#### Excerpt

Byline: Aamir Habib, Zulfiqar Ali Amin, Syed Hassan Raza and Sobia Aamir


Objective: To determine diagnostic accuracy of Cerebro Spinal Fluid (CSF) Adenosine DeAminase (ADA) in detecting Tuberculous Meningitis (TBM) keeping CSF Polymerase Chain Reaction (PCR) for Mycobacterium Deoxy Ribonucleic Acid (DNA) as gold standard.

Methods: This cross sectional validation study was conducted at Department of General Medicine of PNS Shifa Naval Hospital Karachi, Pakistan from Oct 2015 to Mar 2017 for a total duration of one and a half year. One hundred and thirty six patients were included. The diagnosis of TBM was based clinically on symptoms like fever, headache, altered mental state and signs of meningeal irritation with CSF findings of increased proteins, low glucose and lymphocytic pleocytosis. Lumbar puncture was done and approximately 4ml of CSF sample was withdrawn for analysis. Diagnosis of TBM was confirmed by doing CSF PCR test for mycobacterium tuberculosis DNA.

Results: Total 136 patients were enrolled in this study. Mean age in our study was 47.09+-12.80 years, whereas frequency and percentages of male and female patients was 102 (75%) and 34 (25%) respectively. The diagnostic accuracy, sensitivity, specificity, positive predictive value and negative predictive value of CSF ADA level in detecting TBM was 71.32%, 84.21%, 95.45%, 98.97% and 53.85% respectively.

Conclusion: The study concludes that diagnostic accuracy of CSF ADA in detecting TBM is high which is proposed as an investigation to differentiate it from other causes of meningitis in places where PCR test is not available.

KEYWORDS: Meningitis, Tuberculous Meningitis, Adenosine Deaminase, Cerebrospinal Fluid.

########
#### Given entries

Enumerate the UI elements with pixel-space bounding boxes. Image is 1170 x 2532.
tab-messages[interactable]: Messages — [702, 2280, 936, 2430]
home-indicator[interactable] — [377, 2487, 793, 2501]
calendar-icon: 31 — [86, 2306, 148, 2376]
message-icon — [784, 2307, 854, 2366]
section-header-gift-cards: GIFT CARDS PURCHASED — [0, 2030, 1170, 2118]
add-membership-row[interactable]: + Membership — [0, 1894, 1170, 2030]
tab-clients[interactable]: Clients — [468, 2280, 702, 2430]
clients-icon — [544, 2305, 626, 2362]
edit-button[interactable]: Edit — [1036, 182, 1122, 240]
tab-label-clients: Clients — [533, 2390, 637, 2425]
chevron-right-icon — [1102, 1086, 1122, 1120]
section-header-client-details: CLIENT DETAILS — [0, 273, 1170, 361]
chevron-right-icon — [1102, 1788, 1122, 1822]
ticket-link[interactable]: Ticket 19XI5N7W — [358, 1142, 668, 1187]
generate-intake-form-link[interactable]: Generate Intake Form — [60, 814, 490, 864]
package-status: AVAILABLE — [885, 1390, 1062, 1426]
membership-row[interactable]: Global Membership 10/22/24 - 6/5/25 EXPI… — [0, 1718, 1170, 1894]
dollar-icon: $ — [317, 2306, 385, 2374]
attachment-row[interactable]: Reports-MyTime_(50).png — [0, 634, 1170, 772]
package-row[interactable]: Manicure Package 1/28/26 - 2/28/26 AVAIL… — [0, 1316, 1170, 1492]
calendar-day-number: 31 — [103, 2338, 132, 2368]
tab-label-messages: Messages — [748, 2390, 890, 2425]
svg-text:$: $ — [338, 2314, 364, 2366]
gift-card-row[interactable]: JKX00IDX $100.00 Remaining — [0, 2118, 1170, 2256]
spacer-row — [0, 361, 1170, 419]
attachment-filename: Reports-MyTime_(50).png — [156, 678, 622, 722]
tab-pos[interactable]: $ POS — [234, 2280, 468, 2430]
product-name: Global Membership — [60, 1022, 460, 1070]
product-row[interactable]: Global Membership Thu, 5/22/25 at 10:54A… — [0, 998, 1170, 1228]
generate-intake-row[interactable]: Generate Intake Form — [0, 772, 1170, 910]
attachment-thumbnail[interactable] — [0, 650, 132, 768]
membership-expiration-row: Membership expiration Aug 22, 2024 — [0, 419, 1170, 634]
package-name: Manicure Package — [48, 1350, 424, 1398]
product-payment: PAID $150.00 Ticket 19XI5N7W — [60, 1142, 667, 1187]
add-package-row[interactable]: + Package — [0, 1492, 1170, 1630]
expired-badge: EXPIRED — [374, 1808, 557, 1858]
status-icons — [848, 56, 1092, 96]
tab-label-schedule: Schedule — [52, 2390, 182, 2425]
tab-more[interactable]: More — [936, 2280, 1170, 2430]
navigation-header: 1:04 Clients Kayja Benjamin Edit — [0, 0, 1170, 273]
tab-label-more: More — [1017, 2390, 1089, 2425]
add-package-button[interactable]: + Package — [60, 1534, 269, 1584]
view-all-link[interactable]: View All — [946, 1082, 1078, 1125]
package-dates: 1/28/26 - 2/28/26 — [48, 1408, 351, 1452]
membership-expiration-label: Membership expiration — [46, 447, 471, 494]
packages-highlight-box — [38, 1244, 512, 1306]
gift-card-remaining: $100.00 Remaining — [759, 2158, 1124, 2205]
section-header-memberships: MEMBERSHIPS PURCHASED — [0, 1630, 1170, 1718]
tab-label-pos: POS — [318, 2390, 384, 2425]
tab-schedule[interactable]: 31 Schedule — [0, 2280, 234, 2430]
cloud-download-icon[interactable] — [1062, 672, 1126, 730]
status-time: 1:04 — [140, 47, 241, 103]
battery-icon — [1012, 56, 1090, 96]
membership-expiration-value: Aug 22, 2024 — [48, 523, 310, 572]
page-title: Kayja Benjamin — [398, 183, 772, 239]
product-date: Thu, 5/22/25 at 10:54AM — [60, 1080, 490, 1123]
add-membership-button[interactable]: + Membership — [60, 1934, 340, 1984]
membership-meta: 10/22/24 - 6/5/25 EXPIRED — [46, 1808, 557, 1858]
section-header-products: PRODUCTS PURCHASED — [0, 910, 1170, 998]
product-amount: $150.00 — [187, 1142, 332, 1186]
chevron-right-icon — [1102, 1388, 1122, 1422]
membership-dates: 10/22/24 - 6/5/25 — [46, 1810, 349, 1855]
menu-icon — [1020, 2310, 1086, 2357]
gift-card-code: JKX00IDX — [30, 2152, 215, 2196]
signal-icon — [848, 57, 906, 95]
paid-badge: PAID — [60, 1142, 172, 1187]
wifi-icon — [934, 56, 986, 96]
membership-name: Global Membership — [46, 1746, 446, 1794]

########

--- What the exercise asks ---
In the tuberculous meningitis abstract, which test was kept as the gold standard for judging CSF ADA?

--- Output of the exercise ---
CSF polymerase chain reaction (PCR) for Mycobacterium DNA.